Tally the lines that include the word "content" and reply with nothing but the total.

** START Extracted information **

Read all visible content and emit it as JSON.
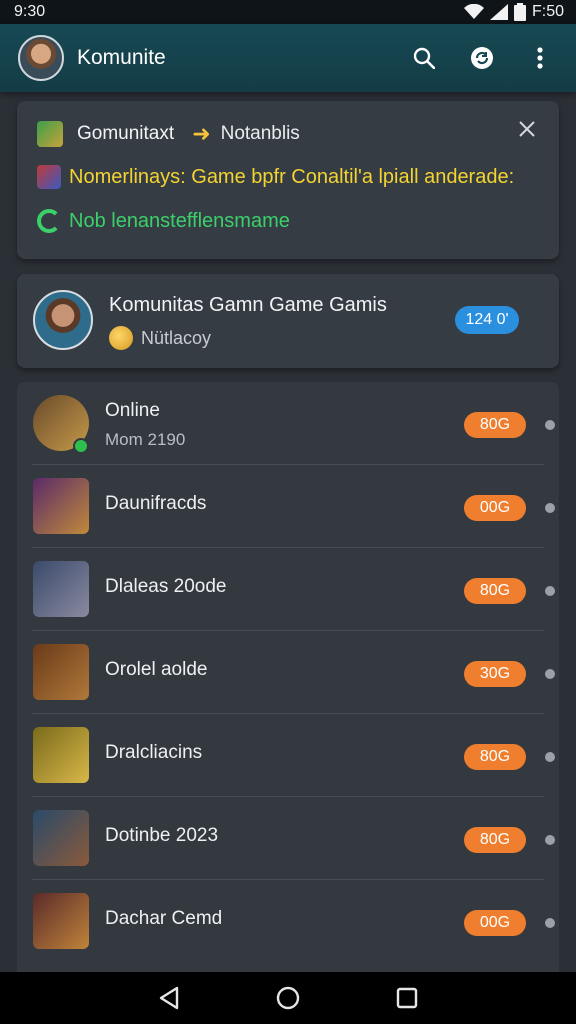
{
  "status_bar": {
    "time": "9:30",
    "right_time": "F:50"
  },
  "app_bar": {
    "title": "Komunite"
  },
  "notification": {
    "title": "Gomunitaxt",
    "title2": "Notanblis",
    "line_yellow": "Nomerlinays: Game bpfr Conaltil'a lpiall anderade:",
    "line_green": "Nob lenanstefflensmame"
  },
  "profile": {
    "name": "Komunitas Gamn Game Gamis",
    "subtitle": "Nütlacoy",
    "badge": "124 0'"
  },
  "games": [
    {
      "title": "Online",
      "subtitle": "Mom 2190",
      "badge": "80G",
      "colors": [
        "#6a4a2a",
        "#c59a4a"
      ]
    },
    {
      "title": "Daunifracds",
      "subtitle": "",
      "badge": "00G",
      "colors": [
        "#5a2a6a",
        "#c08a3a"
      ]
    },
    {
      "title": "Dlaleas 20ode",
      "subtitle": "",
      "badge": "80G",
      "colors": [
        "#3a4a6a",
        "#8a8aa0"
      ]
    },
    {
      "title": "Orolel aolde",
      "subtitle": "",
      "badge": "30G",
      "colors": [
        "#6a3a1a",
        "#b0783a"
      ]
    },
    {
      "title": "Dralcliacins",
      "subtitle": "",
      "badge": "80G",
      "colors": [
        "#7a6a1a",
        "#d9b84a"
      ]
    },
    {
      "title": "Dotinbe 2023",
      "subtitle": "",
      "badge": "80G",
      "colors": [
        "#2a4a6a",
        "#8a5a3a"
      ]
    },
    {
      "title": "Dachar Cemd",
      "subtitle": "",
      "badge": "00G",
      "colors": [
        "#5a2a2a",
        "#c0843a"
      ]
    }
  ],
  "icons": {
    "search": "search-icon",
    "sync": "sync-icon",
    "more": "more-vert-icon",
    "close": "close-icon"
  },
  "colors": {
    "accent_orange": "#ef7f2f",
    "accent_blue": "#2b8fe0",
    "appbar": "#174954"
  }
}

** END Extracted information **
** START Extracted information **

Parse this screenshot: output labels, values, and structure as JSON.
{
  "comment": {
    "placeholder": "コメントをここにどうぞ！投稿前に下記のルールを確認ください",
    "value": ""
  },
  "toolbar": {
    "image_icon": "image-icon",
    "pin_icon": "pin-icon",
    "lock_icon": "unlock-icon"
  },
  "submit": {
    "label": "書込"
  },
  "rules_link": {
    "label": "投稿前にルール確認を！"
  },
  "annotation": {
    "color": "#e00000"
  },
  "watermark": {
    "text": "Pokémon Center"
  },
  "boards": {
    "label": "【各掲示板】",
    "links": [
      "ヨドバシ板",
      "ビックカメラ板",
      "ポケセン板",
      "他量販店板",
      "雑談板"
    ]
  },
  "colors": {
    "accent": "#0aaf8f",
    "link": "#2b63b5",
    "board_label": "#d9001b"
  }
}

** END Extracted information **
** START Extracted information **

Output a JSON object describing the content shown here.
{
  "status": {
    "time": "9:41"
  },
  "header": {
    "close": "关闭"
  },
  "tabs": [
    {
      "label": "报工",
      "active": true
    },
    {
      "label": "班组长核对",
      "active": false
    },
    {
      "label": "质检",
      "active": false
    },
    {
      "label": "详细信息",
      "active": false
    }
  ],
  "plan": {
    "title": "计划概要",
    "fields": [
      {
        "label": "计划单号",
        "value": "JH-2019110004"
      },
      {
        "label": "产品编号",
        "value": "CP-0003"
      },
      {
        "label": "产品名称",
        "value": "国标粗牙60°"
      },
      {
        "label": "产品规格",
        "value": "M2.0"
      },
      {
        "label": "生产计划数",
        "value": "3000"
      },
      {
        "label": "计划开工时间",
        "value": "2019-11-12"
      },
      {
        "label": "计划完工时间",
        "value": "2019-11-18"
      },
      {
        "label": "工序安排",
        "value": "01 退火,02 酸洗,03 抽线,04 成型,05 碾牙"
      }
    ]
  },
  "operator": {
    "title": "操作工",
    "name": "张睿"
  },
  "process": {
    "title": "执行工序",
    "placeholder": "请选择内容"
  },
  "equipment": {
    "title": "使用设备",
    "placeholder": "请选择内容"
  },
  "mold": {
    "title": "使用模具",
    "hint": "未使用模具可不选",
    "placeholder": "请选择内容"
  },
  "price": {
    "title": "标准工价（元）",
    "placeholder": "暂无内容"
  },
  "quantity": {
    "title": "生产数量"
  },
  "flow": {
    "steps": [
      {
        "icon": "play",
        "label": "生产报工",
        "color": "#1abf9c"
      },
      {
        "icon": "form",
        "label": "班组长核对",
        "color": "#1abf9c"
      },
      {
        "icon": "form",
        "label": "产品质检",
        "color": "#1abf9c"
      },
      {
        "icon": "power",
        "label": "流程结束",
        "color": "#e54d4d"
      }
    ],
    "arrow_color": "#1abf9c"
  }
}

** END Extracted information **

* **Solution to this exercise**
2